**Document passage**
*** Begin section ***

Laser-based weed control can eliminate herbicides


A robot automatically identifies weeds in a field and combats them with a short laser pulse. Sustainable agriculture, which avoids the use of herbicides as far as possible, could benefit from this smart idea. Dr. Julio Pastrana and Tim Wigbels from the Institute of Geodesy and Geoinformation at the University of Bonn are convinced of this. With an EXIST Business Start-up Grant from the Federal Ministry for Economic Affairs and Energy, the scientists are now driving forward the development of this practical tool for field work.

Those who want a rich harvest need to drive back weeds so that the crops can grow better. In organic agriculture, herbicides are ruled out as they are considered toxic chemicals, and unwanted plants must be laboriously weeded out. If the expectations of Dr. Julio Pastrana and Tim Wigbels are correct, this time-consuming work can soon be taken care of by robots.

Laser-based weed control can eliminate herbicides

The computer scientists in the Photogrammetry Laboratory at the Institute for Geodesy and Geoinformation at the University of Bonn are currently developing a novel system: using cameras on an all-terrain robot vehicle or even a tractor add-on, unwanted wild weeds should be automatically identified in the various crops and combatted in a targeted way. “The robot shoots the leaves of the unwanted plants with short laser pulses, which causes a weakening in their vitality,” reports Dr. Pastrana. “It is thus predicted that we will no longer need to use herbicides on our fields and the environment will be protected,” adds Wigbels.

Before forming the start-up, Dr. Pastrana worked in robotics and researched automated image interpretation techniques with Prof. Cyrill Stachniss from the Institute of Geodesy and Geoinformation at the University of Bonn. Dr. Pastrana completed his doctorate on the detection and classification of weeds with the aid of statistical models at Leibniz Universität Hannover and built an earlier version of the robot there with a colleague. Wigbels studied Computer Engineering at RWTH Aachen University and then worked in software development within a company.

*** End section ***

**Task item**
Extract, word for word, the span of the laser weed control article above starting at "Before forming the" and ending at "within a company.".

**Bounding box prediction data**

*** Begin section ***

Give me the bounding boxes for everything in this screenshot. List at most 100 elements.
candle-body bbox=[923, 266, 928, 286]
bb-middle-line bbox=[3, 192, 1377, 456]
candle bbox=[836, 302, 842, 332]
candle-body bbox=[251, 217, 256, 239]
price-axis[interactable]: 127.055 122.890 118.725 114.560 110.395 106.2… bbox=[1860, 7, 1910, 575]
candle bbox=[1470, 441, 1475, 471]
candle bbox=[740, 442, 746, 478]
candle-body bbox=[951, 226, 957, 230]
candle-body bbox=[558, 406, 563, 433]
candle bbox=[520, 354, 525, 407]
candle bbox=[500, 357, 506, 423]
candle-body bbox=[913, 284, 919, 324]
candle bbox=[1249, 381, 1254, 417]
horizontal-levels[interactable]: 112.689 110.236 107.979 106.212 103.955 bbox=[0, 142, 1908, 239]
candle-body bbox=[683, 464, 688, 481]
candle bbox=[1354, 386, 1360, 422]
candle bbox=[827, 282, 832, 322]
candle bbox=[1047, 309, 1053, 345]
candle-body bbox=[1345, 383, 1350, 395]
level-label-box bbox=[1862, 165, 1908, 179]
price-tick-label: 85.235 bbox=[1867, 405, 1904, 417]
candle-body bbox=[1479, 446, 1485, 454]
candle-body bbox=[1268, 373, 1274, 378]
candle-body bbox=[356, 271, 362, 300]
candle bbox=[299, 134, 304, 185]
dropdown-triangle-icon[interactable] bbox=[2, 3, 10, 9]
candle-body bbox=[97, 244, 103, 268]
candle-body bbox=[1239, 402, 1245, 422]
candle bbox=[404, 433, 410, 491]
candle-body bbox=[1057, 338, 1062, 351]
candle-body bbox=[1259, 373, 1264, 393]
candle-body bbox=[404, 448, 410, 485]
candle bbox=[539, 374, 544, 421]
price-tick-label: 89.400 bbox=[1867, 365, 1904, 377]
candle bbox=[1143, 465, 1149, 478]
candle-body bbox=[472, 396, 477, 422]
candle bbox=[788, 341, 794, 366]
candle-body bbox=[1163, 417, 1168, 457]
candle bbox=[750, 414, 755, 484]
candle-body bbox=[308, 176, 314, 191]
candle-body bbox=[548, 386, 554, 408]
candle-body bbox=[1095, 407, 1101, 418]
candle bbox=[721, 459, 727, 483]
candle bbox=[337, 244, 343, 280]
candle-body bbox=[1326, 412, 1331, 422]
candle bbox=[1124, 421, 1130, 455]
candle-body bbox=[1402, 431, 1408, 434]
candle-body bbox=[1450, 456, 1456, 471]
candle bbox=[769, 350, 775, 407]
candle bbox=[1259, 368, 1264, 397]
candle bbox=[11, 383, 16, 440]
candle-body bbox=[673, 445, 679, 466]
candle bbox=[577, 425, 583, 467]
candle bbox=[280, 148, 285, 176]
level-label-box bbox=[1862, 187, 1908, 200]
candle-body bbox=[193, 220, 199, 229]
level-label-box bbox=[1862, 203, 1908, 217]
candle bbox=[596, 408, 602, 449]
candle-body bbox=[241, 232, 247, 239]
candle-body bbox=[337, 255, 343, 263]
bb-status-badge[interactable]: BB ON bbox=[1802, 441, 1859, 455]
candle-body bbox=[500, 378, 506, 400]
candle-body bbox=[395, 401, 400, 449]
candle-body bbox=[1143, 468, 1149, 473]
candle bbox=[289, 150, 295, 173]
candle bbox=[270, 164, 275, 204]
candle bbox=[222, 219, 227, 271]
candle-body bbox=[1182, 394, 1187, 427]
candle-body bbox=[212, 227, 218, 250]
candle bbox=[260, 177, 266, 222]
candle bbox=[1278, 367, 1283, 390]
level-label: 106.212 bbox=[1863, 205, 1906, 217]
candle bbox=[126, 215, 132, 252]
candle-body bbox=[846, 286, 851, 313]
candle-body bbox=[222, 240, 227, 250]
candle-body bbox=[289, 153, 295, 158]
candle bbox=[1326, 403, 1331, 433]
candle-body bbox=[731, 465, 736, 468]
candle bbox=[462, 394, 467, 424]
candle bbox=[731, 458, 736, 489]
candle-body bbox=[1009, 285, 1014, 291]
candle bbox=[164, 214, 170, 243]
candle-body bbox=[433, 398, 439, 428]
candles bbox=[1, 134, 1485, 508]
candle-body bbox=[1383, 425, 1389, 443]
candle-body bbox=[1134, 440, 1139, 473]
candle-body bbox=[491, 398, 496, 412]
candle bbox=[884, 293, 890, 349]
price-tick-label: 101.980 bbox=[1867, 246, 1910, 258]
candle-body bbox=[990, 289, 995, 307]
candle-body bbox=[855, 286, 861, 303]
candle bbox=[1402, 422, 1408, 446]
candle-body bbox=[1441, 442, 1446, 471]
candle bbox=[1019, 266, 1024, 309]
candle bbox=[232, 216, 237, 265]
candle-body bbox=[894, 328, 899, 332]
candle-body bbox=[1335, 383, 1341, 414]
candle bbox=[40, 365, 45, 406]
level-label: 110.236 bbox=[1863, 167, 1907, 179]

*** End section ***

**Final answer**
Before forming the start-up, Dr. Pastrana worked in robotics and researched automated image interpretation techniques with Prof. Cyrill Stachniss from the Institute of Geodesy and Geoinformation at the University of Bonn. Dr. Pastrana completed his doctorate on the detection and classification of weeds with the aid of statistical models at Leibniz Universität Hannover and built an earlier version of the robot there with a colleague. Wigbels studied Computer Engineering at RWTH Aachen University and then worked in software development within a company.